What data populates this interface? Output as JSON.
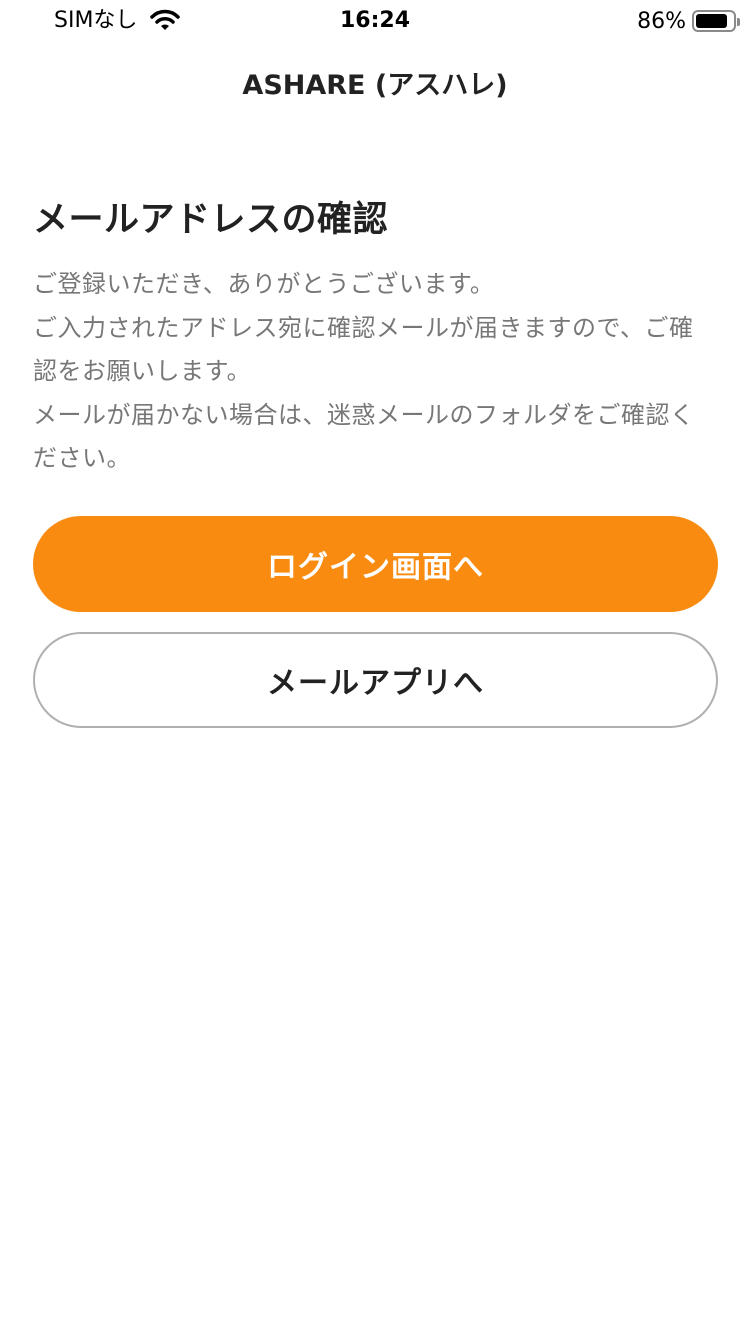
{
  "status_bar": {
    "carrier": "SIMなし",
    "wifi_icon": "wifi-icon",
    "time": "16:24",
    "battery_percent": "86%",
    "battery_level": 0.86,
    "battery_icon": "battery-icon"
  },
  "nav": {
    "title": "ASHARE (アスハレ)"
  },
  "main": {
    "heading": "メールアドレスの確認",
    "body": "ご登録いただき、ありがとうございます。\nご入力されたアドレス宛に確認メールが届きますので、ご確認をお願いします。\nメールが届かない場合は、迷惑メールのフォルダをご確認ください。"
  },
  "buttons": {
    "login": "ログイン画面へ",
    "mail_app": "メールアプリへ"
  },
  "colors": {
    "accent": "#f98c10",
    "body_text": "#777777",
    "heading_text": "#222222",
    "button_border": "#b0b0b0"
  }
}
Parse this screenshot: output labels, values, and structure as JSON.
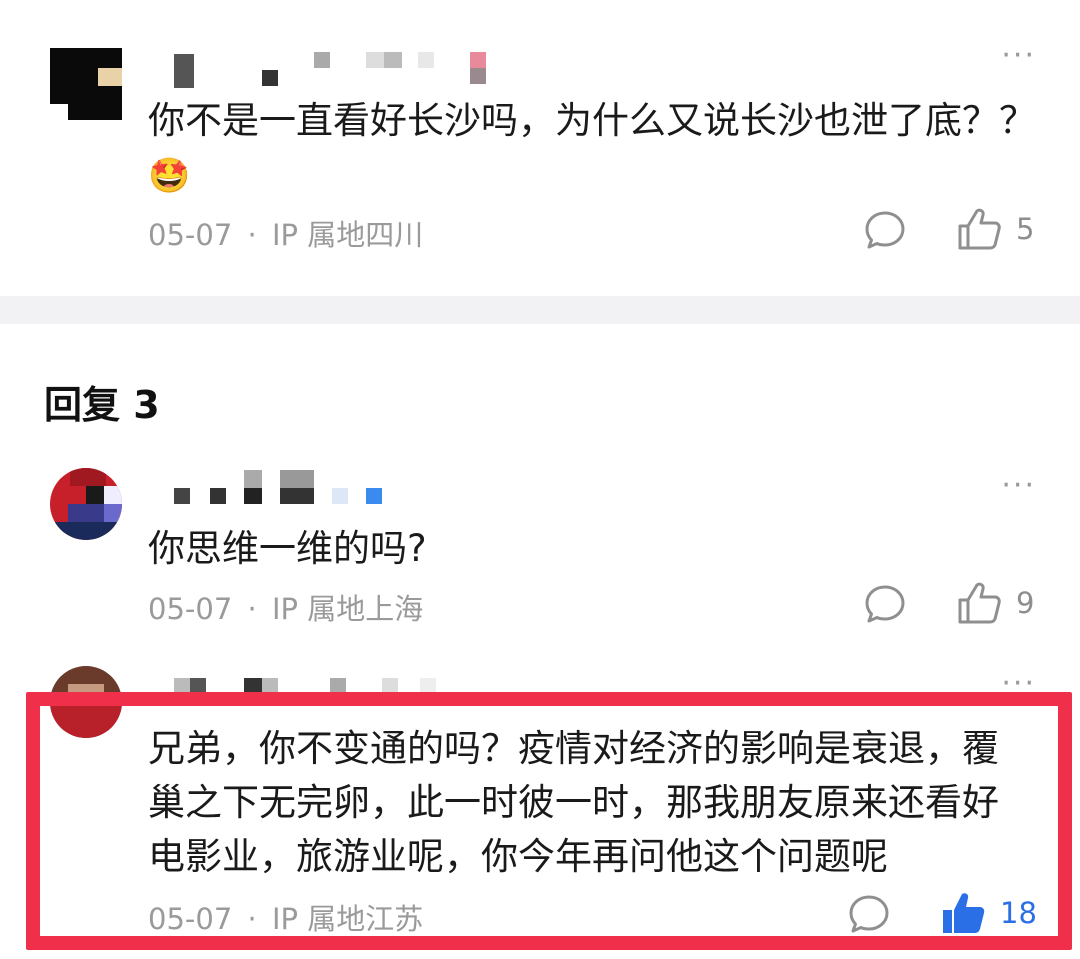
============
Excluding the pictures, reproduce every entry exactly as given.

Answer for the task:
What data populates this interface? Output as JSON.
{
  "status_bar": {
    "carrier": "SIMなし",
    "wifi_icon": "wifi-icon",
    "time": "16:24",
    "battery_percent": "86%",
    "battery_level": 0.86,
    "battery_icon": "battery-icon"
  },
  "nav": {
    "title": "ASHARE (アスハレ)"
  },
  "main": {
    "heading": "メールアドレスの確認",
    "body": "ご登録いただき、ありがとうございます。\nご入力されたアドレス宛に確認メールが届きますので、ご確認をお願いします。\nメールが届かない場合は、迷惑メールのフォルダをご確認ください。"
  },
  "buttons": {
    "login": "ログイン画面へ",
    "mail_app": "メールアプリへ"
  },
  "colors": {
    "accent": "#f98c10",
    "body_text": "#777777",
    "heading_text": "#222222",
    "button_border": "#b0b0b0"
  }
}
Parse this screenshot: output labels, values, and structure as JSON.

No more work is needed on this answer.